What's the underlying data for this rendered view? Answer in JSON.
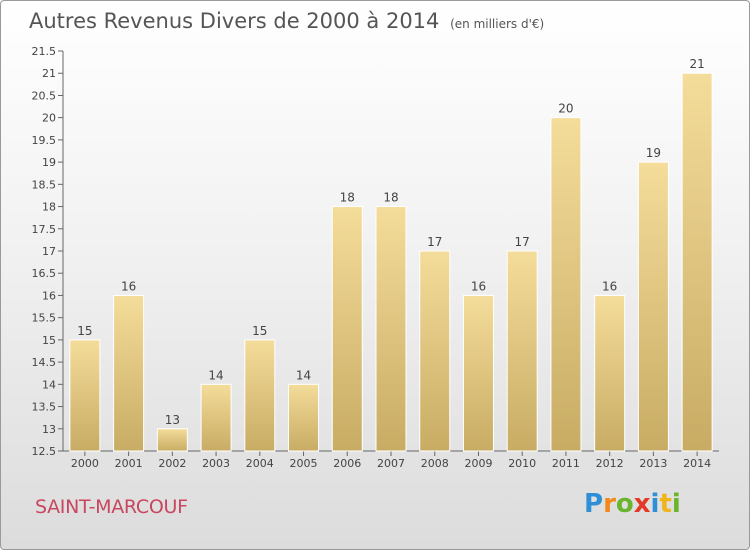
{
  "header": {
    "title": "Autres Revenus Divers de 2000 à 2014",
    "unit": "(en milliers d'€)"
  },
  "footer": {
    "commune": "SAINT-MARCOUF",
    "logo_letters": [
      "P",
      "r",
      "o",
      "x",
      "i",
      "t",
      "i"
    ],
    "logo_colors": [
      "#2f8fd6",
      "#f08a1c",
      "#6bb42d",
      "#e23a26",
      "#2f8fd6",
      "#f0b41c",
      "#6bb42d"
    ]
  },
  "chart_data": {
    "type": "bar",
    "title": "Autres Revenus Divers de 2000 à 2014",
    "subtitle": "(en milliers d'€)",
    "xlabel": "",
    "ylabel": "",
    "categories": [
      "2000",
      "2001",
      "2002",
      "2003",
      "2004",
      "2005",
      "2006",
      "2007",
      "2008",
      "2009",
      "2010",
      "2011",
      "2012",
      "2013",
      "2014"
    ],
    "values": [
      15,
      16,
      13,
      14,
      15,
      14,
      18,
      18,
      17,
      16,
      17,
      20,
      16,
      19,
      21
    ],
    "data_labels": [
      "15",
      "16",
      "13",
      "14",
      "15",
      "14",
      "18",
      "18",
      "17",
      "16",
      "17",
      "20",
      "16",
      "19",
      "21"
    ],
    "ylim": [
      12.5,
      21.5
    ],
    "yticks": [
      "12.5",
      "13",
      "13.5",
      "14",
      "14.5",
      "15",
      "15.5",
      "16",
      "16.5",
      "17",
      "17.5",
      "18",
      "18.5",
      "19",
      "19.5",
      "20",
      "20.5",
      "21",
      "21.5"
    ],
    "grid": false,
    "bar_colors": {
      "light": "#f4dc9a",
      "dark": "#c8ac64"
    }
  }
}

# WHAT IS EXPECTED
Determine how many lines in the data above contain the string "milliers". Give nothing except the number.

# RESULT
2